WHAT THE TASK ASKS -
Check every line of the entries for "méthane", and copy the lines that hold it.

WORKING DATA -
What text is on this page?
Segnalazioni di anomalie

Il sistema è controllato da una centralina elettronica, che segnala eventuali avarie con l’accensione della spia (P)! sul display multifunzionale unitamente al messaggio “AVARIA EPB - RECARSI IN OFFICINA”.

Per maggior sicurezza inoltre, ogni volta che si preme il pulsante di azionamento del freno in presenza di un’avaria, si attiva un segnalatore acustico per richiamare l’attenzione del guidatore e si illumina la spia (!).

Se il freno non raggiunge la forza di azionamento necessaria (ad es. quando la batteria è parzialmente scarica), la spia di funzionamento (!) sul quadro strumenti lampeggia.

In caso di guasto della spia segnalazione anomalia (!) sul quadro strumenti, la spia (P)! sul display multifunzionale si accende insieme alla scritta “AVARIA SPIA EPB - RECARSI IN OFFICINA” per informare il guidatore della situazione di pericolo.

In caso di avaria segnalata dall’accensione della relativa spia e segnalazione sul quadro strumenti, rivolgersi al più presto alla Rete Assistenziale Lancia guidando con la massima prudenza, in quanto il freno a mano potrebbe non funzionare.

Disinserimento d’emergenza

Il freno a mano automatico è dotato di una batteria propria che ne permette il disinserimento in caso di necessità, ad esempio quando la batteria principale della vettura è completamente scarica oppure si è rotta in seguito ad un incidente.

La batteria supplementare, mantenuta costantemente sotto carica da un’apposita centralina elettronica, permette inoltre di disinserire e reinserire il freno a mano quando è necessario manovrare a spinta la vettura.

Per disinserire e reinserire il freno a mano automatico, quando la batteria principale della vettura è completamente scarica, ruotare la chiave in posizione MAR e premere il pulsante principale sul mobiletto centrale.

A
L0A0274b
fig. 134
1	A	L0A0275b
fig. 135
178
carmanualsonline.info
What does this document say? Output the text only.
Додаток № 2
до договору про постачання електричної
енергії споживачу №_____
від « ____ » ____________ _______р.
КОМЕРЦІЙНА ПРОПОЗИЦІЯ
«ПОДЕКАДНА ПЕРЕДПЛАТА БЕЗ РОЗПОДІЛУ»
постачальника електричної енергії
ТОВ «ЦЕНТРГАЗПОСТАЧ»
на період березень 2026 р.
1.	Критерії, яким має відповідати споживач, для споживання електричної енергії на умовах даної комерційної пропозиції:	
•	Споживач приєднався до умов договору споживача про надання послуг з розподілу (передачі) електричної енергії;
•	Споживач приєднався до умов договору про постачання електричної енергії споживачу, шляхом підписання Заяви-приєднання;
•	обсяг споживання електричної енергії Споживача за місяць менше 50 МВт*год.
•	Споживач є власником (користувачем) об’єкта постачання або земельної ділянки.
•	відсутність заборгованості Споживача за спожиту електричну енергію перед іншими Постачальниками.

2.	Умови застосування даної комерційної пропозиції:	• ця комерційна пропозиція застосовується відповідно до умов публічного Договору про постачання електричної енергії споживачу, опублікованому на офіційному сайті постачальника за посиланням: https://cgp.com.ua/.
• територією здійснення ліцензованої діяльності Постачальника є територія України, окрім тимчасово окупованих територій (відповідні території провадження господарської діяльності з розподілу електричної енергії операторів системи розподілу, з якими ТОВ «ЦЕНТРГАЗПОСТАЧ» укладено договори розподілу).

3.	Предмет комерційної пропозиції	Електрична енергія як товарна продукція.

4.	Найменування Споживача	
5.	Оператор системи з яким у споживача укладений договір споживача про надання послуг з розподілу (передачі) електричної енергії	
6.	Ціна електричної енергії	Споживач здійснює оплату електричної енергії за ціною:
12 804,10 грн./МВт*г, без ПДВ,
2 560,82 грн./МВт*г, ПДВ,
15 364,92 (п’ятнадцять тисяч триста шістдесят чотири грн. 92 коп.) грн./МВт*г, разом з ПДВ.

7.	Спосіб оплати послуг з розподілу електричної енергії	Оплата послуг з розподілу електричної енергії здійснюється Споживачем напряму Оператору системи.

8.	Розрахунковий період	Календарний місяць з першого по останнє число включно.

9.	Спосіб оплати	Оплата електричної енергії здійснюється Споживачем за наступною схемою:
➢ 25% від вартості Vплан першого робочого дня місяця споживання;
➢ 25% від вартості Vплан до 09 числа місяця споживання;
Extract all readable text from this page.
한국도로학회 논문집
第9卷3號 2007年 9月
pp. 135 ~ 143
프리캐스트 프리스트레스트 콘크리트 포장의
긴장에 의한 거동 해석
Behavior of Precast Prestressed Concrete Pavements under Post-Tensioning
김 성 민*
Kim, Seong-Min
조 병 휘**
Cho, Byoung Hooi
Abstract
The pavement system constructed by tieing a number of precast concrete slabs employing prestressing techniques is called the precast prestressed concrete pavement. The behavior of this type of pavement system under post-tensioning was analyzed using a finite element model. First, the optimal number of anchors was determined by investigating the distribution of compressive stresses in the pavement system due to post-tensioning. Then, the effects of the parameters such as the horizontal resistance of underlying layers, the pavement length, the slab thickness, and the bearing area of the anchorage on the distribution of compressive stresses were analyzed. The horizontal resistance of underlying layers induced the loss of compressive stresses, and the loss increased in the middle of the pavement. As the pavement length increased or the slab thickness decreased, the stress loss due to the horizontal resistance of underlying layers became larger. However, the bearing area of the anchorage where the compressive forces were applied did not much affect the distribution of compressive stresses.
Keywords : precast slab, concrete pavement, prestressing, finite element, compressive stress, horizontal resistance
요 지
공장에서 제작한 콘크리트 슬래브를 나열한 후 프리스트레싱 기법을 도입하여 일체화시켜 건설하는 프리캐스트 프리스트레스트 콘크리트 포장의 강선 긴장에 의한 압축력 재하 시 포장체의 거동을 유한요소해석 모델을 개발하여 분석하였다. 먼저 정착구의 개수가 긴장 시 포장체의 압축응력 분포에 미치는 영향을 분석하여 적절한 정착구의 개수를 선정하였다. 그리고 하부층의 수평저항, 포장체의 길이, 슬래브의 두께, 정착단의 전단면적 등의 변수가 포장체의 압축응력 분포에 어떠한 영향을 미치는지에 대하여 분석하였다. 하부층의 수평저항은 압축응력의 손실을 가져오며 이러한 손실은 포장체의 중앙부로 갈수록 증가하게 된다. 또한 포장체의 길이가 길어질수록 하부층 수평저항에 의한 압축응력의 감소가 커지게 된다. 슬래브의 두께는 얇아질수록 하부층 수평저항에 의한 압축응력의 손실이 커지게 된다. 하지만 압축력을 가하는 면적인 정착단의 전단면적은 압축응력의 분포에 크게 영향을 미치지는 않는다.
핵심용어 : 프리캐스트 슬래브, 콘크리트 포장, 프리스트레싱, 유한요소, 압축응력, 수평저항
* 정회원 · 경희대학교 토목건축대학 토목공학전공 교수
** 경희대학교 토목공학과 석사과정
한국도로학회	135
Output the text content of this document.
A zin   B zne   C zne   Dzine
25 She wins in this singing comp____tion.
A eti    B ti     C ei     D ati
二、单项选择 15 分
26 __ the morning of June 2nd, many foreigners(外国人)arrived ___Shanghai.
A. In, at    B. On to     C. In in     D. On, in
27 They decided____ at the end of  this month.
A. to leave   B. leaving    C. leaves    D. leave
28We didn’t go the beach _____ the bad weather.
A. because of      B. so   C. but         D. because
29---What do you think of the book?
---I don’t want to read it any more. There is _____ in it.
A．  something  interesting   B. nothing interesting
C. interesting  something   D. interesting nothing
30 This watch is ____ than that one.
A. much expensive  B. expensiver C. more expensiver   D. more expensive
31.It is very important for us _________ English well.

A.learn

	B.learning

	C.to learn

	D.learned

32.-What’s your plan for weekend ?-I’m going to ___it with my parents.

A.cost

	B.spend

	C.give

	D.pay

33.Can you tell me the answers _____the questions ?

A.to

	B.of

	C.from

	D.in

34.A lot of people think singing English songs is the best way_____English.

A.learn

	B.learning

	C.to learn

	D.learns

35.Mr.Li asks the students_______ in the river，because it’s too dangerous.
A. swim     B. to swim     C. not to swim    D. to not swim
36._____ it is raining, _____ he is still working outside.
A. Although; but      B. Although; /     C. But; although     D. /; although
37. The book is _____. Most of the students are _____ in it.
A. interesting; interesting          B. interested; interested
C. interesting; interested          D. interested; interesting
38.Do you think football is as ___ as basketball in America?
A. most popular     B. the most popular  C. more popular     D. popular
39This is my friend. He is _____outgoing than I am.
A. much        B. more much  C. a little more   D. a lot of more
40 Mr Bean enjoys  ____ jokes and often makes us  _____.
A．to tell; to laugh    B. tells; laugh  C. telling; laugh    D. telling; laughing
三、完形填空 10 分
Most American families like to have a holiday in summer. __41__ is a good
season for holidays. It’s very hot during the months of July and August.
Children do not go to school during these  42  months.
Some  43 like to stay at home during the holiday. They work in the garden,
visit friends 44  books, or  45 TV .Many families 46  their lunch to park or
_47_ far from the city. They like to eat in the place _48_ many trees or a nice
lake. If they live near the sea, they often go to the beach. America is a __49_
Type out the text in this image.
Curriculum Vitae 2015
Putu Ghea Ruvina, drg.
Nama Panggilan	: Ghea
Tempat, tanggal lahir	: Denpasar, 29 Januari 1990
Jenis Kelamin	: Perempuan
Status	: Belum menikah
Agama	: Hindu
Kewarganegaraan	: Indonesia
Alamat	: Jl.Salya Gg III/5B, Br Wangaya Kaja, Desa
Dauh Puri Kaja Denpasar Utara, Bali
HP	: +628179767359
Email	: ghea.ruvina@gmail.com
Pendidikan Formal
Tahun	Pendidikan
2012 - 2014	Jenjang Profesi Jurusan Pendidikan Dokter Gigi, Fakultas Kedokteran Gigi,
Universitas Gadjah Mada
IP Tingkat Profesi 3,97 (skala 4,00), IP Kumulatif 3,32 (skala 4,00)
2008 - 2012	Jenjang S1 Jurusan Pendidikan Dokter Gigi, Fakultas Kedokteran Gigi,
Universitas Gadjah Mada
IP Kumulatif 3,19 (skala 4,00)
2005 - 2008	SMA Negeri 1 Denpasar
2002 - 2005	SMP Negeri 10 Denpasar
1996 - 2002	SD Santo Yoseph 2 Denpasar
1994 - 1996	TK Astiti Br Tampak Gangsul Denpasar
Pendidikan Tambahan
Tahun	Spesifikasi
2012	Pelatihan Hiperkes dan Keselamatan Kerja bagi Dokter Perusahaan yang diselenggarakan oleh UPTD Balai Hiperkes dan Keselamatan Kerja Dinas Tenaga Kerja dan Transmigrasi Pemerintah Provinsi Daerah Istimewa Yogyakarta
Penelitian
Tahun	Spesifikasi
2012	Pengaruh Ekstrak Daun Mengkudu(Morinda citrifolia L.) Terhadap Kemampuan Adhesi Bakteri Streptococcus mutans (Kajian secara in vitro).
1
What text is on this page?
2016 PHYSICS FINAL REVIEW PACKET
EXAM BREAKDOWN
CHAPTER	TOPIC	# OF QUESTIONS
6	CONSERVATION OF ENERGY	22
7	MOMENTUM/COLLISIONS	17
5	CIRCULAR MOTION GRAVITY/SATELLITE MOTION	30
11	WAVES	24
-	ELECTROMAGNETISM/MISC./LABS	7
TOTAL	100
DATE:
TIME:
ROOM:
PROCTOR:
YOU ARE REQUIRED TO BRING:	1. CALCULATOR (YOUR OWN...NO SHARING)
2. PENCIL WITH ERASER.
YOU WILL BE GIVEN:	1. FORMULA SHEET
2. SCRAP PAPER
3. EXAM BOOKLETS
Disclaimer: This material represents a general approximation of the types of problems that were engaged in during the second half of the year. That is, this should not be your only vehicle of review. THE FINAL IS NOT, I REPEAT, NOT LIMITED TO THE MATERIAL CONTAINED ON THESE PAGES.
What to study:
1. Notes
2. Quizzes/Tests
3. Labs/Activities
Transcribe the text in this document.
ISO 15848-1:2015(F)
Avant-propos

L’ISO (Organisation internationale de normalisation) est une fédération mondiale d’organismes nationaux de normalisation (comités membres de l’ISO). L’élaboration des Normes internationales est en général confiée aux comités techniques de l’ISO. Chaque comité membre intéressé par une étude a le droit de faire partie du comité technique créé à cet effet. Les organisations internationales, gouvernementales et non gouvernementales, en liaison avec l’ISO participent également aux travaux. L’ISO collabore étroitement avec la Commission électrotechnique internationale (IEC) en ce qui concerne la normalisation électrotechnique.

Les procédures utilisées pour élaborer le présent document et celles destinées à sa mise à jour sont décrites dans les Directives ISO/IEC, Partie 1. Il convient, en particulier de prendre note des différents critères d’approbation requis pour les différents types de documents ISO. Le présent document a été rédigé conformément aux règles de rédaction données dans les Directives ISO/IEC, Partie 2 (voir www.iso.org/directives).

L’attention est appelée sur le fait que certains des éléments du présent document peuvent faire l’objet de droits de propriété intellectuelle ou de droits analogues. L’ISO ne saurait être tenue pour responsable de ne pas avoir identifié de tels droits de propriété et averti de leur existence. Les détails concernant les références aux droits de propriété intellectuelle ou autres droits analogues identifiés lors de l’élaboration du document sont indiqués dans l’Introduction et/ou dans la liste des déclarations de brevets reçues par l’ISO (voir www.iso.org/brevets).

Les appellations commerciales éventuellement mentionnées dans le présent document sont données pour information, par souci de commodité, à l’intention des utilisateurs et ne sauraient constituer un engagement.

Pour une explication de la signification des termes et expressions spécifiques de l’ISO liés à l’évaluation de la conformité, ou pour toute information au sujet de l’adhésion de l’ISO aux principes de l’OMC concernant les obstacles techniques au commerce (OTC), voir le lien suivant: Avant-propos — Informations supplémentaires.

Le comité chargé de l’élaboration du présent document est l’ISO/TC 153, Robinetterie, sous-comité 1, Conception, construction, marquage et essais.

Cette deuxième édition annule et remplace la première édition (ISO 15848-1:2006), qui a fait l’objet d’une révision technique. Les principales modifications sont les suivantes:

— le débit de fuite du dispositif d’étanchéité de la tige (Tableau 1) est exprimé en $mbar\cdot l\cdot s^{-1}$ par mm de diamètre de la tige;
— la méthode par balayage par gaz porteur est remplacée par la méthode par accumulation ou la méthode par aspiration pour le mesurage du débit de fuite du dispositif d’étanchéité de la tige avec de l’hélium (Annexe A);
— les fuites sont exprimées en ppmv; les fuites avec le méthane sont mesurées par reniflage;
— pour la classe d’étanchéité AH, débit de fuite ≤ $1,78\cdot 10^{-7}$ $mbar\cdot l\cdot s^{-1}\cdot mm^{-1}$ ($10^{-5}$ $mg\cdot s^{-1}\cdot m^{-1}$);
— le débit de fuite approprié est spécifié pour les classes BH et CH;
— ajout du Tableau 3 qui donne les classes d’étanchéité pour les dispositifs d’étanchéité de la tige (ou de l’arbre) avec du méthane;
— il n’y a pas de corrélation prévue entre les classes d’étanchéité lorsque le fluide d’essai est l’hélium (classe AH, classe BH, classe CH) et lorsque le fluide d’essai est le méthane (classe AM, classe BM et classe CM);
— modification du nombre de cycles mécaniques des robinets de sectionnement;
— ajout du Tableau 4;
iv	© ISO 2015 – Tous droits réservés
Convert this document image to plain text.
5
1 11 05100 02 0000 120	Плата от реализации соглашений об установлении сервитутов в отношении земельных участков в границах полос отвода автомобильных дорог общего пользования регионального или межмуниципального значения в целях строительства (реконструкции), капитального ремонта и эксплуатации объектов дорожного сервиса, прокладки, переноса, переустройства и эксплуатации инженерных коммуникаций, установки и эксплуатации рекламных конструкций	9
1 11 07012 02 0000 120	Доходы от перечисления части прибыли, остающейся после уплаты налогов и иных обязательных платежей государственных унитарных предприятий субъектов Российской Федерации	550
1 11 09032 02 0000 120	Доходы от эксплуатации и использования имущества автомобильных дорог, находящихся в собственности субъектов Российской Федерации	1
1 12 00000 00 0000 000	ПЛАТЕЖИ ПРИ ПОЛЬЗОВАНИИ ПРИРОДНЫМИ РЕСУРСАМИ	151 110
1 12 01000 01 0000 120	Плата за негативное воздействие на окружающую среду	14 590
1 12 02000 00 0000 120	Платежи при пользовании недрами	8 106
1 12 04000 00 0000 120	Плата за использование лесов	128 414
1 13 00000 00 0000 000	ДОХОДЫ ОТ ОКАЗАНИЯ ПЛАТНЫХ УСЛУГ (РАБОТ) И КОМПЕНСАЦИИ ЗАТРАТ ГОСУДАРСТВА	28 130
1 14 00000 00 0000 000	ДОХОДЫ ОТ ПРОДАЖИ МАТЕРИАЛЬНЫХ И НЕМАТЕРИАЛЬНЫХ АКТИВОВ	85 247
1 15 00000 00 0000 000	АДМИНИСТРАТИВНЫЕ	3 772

THE ANSWER -
— les fuites sont exprimées en ppmv; les fuites avec le méthane sont mesurées par reniflage;
— ajout du Tableau 3 qui donne les classes d’étanchéité pour les dispositifs d’étanchéité de la tige (ou de l’arbre) avec du méthane;
— il n’y a pas de corrélation prévue entre les classes d’étanchéité lorsque le fluide d’essai est l’hélium (classe AH, classe BH, classe CH) et lorsque le fluide d’essai est le méthane (classe AM, classe BM et classe CM);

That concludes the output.